#### [Your objective]
Edit the part of the records that runs from the start through the line containing "data-point [276,73,286,82]", swapping "legend-frame" for "legend-box" and keeping everything else the same.
======== Dataset ========
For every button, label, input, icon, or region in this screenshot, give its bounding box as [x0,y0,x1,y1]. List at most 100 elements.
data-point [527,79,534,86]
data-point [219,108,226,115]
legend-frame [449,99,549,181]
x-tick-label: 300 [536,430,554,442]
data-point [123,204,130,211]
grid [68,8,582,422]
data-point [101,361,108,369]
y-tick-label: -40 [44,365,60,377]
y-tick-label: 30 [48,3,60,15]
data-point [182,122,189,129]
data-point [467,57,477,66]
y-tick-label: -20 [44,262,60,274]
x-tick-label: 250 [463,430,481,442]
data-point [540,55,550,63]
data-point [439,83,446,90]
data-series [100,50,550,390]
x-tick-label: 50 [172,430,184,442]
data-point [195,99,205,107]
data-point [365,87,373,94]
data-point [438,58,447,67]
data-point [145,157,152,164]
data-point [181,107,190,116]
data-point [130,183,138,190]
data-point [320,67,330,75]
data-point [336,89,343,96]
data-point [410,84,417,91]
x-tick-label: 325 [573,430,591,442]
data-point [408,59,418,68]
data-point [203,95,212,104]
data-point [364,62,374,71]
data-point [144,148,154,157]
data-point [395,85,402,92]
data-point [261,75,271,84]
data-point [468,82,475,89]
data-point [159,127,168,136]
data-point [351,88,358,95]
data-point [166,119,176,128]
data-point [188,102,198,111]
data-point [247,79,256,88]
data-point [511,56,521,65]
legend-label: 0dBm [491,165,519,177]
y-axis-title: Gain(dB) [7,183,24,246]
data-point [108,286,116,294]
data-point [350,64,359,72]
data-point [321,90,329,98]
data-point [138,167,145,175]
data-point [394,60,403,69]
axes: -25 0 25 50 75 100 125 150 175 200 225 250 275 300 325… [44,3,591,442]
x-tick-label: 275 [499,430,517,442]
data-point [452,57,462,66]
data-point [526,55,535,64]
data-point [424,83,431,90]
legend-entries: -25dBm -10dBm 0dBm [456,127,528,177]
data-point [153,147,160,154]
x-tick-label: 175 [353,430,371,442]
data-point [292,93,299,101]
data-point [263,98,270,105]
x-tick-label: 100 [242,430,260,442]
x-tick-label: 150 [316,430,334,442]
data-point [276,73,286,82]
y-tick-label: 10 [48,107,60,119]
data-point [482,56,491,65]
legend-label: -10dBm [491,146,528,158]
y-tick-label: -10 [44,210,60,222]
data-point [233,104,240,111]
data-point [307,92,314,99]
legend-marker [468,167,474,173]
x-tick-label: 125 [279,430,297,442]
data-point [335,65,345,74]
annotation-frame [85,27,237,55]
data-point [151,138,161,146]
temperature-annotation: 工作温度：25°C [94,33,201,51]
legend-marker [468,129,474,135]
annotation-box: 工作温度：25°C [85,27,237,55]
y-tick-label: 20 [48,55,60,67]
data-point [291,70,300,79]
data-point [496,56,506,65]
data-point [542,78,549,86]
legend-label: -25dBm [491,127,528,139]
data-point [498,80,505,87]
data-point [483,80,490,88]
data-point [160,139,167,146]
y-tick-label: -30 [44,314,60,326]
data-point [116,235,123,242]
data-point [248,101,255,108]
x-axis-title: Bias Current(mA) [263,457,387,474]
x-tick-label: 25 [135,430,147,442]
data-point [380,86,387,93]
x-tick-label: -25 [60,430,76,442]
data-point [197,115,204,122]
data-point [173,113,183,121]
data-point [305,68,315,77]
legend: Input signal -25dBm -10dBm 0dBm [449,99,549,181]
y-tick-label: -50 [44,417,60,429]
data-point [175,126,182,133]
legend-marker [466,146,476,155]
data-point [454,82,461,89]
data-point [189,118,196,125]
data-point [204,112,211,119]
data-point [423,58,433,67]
========
#### [Result of the task]
For every button, label, input, icon, or region in this screenshot, give its bounding box as [x0,y0,x1,y1]. List at most 100 elements.
data-point [527,79,534,86]
data-point [219,108,226,115]
legend-box [449,99,549,181]
x-tick-label: 300 [536,430,554,442]
data-point [123,204,130,211]
grid [68,8,582,422]
data-point [101,361,108,369]
y-tick-label: -40 [44,365,60,377]
y-tick-label: 30 [48,3,60,15]
data-point [182,122,189,129]
data-point [467,57,477,66]
y-tick-label: -20 [44,262,60,274]
x-tick-label: 250 [463,430,481,442]
data-point [540,55,550,63]
data-point [439,83,446,90]
data-series [100,50,550,390]
x-tick-label: 50 [172,430,184,442]
data-point [195,99,205,107]
data-point [365,87,373,94]
data-point [438,58,447,67]
data-point [145,157,152,164]
data-point [181,107,190,116]
data-point [130,183,138,190]
data-point [320,67,330,75]
data-point [336,89,343,96]
data-point [410,84,417,91]
x-tick-label: 325 [573,430,591,442]
data-point [408,59,418,68]
data-point [203,95,212,104]
data-point [364,62,374,71]
data-point [144,148,154,157]
data-point [395,85,402,92]
data-point [261,75,271,84]
data-point [468,82,475,89]
data-point [159,127,168,136]
data-point [351,88,358,95]
data-point [166,119,176,128]
data-point [188,102,198,111]
data-point [247,79,256,88]
data-point [511,56,521,65]
legend-label: 0dBm [491,165,519,177]
y-axis-title: Gain(dB) [7,183,24,246]
data-point [108,286,116,294]
data-point [350,64,359,72]
data-point [321,90,329,98]
data-point [138,167,145,175]
data-point [394,60,403,69]
axes: -25 0 25 50 75 100 125 150 175 200 225 250 275 300 325… [44,3,591,442]
x-tick-label: 275 [499,430,517,442]
data-point [452,57,462,66]
data-point [526,55,535,64]
data-point [424,83,431,90]
legend-entries: -25dBm -10dBm 0dBm [456,127,528,177]
data-point [153,147,160,154]
x-tick-label: 175 [353,430,371,442]
data-point [292,93,299,101]
data-point [263,98,270,105]
x-tick-label: 100 [242,430,260,442]
x-tick-label: 150 [316,430,334,442]
data-point [276,73,286,82]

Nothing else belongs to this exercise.